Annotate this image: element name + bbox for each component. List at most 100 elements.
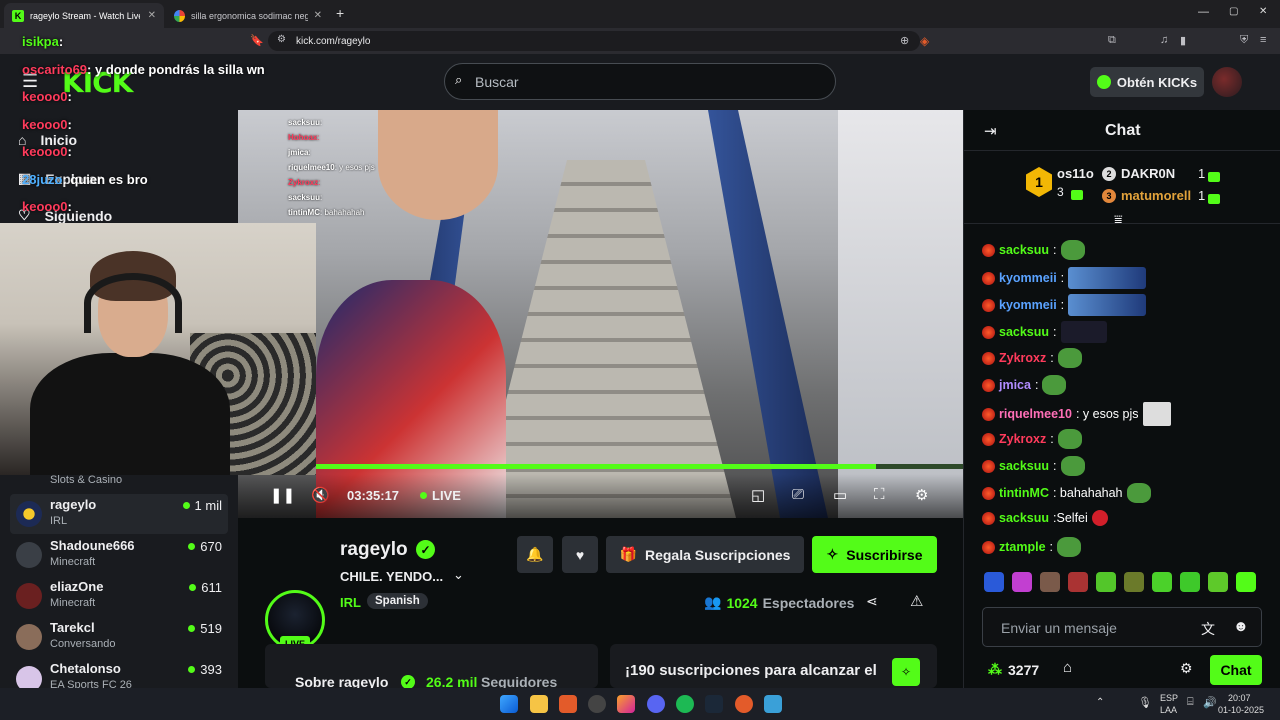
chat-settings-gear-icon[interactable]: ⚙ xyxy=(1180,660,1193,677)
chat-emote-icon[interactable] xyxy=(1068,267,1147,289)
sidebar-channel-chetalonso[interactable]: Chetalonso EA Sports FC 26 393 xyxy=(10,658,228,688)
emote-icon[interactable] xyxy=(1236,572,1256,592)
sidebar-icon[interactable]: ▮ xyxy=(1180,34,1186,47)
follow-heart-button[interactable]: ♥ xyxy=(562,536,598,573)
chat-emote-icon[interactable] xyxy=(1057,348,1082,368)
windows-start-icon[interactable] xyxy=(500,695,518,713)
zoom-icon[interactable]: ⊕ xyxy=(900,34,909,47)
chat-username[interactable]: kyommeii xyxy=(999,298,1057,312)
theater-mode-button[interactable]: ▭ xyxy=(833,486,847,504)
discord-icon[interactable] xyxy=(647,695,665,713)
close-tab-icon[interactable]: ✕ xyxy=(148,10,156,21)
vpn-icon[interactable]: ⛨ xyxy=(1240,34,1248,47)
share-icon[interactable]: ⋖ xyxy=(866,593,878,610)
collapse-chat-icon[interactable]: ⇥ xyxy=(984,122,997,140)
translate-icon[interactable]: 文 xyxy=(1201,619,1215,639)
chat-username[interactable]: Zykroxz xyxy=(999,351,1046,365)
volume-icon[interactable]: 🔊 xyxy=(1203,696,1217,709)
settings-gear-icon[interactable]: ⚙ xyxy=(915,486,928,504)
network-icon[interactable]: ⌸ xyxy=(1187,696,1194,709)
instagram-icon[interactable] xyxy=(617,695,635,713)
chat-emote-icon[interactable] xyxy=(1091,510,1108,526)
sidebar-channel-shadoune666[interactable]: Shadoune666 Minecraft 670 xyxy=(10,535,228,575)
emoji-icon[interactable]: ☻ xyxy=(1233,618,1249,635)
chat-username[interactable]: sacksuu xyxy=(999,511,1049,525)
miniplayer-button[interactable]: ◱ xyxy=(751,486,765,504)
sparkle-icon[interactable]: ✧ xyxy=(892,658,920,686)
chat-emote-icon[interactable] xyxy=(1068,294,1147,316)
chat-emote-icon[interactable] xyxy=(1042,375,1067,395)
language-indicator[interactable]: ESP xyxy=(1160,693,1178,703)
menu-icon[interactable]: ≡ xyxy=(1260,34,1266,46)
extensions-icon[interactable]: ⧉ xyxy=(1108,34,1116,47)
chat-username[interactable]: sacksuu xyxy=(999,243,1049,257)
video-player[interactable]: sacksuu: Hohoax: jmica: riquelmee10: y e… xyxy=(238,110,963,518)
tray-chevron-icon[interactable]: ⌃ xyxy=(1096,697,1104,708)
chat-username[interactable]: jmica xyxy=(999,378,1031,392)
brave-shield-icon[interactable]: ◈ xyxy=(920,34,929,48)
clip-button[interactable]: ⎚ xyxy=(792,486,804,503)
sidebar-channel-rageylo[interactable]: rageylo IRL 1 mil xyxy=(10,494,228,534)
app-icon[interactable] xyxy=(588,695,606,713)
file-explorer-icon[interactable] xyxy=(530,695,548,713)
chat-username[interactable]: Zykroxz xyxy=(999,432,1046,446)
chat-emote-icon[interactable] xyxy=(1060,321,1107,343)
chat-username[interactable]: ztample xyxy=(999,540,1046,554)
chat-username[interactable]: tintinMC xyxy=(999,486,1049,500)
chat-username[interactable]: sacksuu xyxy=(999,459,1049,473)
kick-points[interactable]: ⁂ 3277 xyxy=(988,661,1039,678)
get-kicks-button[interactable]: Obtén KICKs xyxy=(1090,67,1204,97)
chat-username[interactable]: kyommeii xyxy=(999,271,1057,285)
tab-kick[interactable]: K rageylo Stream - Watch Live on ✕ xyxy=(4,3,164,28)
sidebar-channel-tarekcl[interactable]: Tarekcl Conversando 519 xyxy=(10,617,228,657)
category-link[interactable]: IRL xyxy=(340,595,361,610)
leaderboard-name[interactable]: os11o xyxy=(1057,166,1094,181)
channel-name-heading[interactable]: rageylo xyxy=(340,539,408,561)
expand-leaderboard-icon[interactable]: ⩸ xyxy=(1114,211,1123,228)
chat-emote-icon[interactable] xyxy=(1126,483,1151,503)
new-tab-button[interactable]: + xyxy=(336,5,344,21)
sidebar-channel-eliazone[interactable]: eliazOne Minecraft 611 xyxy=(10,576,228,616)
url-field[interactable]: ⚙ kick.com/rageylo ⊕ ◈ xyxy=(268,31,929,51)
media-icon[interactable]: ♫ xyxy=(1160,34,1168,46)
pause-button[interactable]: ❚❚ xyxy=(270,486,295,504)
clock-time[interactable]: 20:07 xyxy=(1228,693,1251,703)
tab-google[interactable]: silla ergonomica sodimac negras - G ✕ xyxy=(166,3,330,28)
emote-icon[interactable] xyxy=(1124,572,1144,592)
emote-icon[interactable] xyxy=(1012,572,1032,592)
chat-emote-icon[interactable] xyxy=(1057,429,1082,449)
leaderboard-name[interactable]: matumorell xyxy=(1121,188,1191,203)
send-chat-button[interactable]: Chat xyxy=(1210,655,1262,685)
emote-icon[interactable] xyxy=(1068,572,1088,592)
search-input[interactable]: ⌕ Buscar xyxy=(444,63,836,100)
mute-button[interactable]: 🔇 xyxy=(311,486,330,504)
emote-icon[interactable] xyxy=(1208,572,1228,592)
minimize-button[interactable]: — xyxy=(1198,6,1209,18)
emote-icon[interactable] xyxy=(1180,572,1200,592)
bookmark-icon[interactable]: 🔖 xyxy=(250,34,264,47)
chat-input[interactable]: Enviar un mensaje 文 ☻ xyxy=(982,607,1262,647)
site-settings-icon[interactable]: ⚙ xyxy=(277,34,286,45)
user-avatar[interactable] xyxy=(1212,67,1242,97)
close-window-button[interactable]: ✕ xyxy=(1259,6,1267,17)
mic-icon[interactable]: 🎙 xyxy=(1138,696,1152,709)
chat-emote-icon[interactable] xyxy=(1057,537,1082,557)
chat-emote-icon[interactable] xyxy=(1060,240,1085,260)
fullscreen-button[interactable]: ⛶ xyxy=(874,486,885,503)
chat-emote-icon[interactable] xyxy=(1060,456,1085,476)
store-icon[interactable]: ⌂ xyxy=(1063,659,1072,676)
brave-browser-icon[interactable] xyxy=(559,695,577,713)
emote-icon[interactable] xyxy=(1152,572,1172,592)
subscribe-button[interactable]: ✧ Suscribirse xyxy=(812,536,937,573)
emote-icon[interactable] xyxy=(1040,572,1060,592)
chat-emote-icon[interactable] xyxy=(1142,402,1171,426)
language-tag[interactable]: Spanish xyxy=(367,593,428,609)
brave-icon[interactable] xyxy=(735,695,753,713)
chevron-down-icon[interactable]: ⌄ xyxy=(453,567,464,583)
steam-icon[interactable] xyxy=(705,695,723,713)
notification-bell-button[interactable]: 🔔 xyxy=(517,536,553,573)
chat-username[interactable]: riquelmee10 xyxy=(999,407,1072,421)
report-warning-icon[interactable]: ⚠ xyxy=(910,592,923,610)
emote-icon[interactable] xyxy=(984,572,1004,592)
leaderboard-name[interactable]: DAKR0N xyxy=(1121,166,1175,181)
=======
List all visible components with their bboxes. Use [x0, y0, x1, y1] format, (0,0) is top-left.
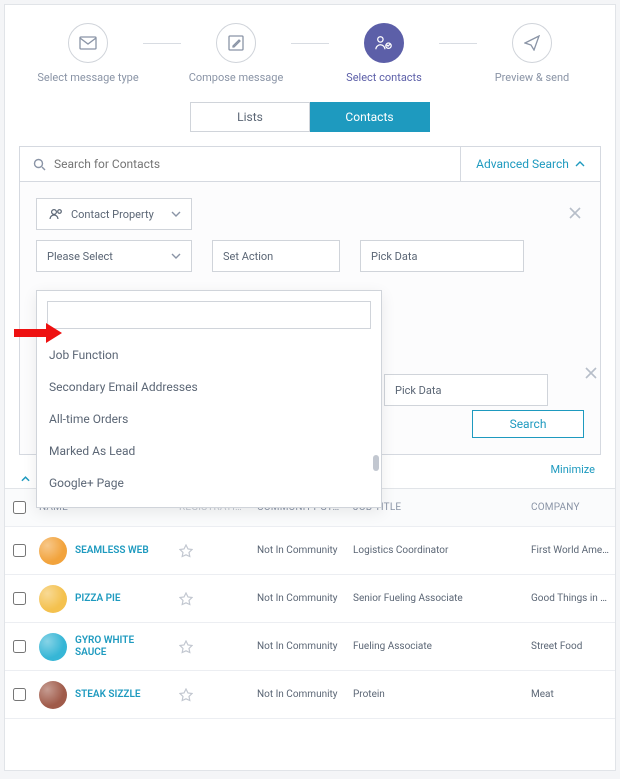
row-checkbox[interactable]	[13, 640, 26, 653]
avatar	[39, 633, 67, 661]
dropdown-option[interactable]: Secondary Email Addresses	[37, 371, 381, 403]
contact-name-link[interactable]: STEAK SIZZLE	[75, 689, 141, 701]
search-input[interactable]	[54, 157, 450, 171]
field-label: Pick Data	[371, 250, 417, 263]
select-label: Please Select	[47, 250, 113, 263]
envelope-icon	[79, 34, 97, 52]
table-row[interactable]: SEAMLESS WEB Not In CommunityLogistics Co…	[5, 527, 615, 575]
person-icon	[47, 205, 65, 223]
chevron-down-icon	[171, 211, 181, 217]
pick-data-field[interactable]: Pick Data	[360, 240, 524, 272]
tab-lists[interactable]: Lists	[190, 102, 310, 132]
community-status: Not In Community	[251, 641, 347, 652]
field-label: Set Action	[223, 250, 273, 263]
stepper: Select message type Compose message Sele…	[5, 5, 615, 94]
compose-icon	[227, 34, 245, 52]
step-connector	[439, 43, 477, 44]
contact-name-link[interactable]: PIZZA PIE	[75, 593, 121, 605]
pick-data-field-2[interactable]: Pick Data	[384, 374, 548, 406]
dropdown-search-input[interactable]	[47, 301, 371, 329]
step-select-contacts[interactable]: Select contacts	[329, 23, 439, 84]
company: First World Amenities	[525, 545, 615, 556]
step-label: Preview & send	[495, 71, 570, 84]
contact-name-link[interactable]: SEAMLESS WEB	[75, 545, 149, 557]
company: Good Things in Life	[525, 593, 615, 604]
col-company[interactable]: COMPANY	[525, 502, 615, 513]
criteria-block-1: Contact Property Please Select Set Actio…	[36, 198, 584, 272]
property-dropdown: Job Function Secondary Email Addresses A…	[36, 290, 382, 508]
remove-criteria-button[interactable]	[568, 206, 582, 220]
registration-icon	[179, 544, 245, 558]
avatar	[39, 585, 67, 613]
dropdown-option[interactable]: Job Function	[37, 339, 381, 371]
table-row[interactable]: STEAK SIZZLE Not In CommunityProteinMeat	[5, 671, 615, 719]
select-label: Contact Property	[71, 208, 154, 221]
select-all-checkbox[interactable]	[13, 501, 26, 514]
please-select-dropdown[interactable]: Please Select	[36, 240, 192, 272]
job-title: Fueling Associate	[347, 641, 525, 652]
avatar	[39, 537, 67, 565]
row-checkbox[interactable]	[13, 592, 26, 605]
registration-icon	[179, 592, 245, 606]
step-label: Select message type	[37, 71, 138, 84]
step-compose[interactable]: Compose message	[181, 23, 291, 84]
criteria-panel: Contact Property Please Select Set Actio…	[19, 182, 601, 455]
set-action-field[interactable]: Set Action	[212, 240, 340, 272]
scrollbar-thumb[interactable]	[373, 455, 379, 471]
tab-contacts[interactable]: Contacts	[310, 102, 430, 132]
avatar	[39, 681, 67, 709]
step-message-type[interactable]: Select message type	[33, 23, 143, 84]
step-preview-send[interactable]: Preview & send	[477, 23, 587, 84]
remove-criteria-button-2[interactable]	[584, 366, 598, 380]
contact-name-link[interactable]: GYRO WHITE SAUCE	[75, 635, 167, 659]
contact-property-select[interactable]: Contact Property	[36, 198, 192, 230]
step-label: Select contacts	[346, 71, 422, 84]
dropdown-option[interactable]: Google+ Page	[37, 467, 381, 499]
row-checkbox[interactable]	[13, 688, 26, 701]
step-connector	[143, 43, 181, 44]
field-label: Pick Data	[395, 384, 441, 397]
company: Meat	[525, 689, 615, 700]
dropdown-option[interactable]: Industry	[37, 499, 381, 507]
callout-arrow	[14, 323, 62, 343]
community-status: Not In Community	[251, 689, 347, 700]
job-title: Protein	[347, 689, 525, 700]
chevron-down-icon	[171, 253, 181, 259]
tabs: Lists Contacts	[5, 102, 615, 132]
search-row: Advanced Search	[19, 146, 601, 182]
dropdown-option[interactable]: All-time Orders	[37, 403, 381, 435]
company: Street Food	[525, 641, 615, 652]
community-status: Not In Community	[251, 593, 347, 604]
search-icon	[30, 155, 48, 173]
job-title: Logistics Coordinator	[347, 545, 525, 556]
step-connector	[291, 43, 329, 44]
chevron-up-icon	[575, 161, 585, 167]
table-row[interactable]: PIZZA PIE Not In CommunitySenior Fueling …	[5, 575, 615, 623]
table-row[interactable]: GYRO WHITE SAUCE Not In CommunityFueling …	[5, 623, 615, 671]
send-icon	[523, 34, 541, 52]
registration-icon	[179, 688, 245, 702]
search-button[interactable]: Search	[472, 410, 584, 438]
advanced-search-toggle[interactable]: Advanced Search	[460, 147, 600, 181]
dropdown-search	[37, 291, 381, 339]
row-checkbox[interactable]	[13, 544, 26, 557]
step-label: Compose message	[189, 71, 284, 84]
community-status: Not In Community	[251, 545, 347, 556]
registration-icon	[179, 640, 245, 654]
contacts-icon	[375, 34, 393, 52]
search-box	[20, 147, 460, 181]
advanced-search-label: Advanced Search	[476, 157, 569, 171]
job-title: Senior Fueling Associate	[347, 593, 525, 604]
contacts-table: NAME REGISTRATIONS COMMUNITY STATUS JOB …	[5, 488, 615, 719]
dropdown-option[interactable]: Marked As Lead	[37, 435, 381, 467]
=======
=== WHAT IS NEEDED ===
Check each line of the records for the word "Zykroxz", and show the lines that contain it.

=== ANSWER SPACE ===
chat-username[interactable]: Zykroxz xyxy=(999,351,1046,365)
chat-username[interactable]: Zykroxz xyxy=(999,432,1046,446)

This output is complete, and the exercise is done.